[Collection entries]

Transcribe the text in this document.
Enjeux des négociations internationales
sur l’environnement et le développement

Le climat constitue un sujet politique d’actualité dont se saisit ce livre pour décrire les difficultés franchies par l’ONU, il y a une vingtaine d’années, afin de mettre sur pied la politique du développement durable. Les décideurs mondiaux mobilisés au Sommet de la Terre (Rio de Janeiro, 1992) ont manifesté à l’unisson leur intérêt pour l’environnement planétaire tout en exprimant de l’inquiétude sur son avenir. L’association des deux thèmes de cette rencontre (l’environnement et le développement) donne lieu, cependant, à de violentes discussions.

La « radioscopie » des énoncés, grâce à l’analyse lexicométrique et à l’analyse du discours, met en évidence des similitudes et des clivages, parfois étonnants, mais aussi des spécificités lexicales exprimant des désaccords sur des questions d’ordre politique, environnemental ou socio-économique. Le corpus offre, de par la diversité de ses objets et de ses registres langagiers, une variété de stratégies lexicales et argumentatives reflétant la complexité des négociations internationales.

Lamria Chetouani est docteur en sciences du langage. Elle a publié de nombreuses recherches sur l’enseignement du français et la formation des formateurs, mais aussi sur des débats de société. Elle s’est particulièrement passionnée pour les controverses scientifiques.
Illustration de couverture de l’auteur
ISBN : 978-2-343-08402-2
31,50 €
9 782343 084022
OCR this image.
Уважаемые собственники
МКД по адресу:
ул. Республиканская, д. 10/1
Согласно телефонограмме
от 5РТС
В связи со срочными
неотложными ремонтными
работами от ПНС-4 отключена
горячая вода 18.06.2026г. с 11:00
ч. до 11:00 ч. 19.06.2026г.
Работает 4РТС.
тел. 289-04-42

→ What you should do:
Repeat only the lines from the one holding "OCR this image." through the last line of the data.

→ Expected answer:
OCR this image.
Уважаемые собственники
МКД по адресу:
ул. Республиканская, д. 10/1
Согласно телефонограмме
от 5РТС
В связи со срочными
неотложными ремонтными
работами от ПНС-4 отключена
горячая вода 18.06.2026г. с 11:00
ч. до 11:00 ч. 19.06.2026г.
Работает 4РТС.
тел. 289-04-42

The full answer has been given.